→ Trecho do texto
——————————

Hospitais repensam fluxos para operar pacientes com Covid

Por: FOLHAPRESS -
01/08/2020 às 14:30
Brasil e Mundo

SÃO PAULO, SP (FOLHAPRESS) - Vários hospitais já redesenharam seus fluxos e processos para operar pacientes com suspeita e confirmação do novo coronavírus em ?...

SÃO PAULO, SP (FOLHAPRESS) - Vários hospitais já redesenharam seus fluxos e processos para operar pacientes com suspeita e confirmação do novo coronavírus em áreas diferentes daquelas destinadas a pacientes sem a doença.
Segundo Fernando Torelly, superintendente corporativo do HCor (Hospital do Coração), com a redução do tempo de resultado dos testes de Covid-19, é possível direcionar pacientes positivos para salas cirúrgicas exclusivas, mantendo-os separados, inclusive, na recuperação pós-anestésica e na internação.
"Nos casos de emergência em que não se pode esperar o resultado do teste, como nos infartos e AVC, os pacientes são considerados suspeitos. Evitamos o contato deles com aqueles que testaram negativo", afirma.
Durante a pandemia, 50 pacientes com suspeita e confirmação de Covid-19 foram operados no HCor.
No A.C. Camargo Cancer Center, de um total de 2.099 pacientes testados antes da cirurgia, 114 (5,4%) tiveram resultado positivo e receberam recomendação de adiar em 21 dias o procedimento.
Mas ao menos 20 infectados foram operados em situações em que o risco ao postergar a cirurgia era muito alto, como em pacientes como quados de sangramento e obstrução.

——————————

→ Linhas de dados
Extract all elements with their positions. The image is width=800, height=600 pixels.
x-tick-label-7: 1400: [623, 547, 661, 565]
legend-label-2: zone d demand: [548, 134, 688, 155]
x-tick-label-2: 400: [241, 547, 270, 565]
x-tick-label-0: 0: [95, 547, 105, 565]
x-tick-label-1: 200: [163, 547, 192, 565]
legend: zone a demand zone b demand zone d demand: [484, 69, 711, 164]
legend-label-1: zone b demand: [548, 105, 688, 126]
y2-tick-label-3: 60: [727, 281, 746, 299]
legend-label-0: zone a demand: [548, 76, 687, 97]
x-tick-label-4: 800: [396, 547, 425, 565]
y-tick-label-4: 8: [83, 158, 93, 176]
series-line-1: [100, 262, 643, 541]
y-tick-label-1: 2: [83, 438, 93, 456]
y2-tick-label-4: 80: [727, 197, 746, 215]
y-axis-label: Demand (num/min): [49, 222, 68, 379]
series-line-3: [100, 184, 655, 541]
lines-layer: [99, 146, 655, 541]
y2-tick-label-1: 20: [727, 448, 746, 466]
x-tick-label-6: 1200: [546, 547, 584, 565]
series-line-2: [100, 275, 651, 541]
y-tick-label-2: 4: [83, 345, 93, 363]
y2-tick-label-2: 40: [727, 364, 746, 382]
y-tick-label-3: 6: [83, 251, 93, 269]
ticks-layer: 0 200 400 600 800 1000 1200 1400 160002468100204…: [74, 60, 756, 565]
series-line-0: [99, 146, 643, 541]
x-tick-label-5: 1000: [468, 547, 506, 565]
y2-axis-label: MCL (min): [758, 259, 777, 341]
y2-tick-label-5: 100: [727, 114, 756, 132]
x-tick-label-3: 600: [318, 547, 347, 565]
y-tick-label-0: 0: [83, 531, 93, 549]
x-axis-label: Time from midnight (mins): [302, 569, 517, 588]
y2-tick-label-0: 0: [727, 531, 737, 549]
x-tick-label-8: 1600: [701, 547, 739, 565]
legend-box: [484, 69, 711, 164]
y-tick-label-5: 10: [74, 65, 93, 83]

——————————

→ Lista de tarefas
1. Segundo Fernando Torelly, na reportagem sobre cirurgias em pacientes com Covid, em quais espaços ou etapas do atendimento os pacientes positivos são mantidos separados? Enumere todos.
2. De acordo com a reportagem sobre cirurgias em pacientes com Covid, quantos pacientes com suspeita ou confirmação de Covid-19 foram operados no HCor durante a pandemia?
3. Dê prosseguimento à reportagem sobre cirurgias em pacientes com Covid a partir de sua última frase.
As linhas de dados não são necessárias para a realização destas tarefas.

→ Respostas
1. Salas cirúrgicas exclusivas, recuperação pós-anestésica e internação.

2. Cinquenta pacientes.

3.
Segundo cirurgião oncologista Samuel Aguiar Junior, chefe do centro de tumores colorretais e sarcoma do hospital, adiar o início de um tratamento oncológico pode reduzir o potencial de cura e aumentar as sequelas.
No caso do câncer de cólon e reto, por exemplo, o número de óbitos de pacientes que iniciaram o tratamento depois dos 60 dias foi 22% maior em cinco anos, segundo estudo feito na instituição.
No entanto, diz ele, operar um paciente oncológico com Covid-19 é uma recomendação extrema e só deve se feita em casos muito urgentes e com medidas como uma sala de pressão negativa e uma equipe médica com grau máximo de EPIs.
De acordo com estudo publicado no Jama (periódico da Associação Médica Americana), o risco de mortalidade pós-operatória em cirurgias eletivas, entre pacientes positivos para Covid-19, ficou em torno de 19%. Em pacientes com câncer, essa taxa se aproximou de 30%.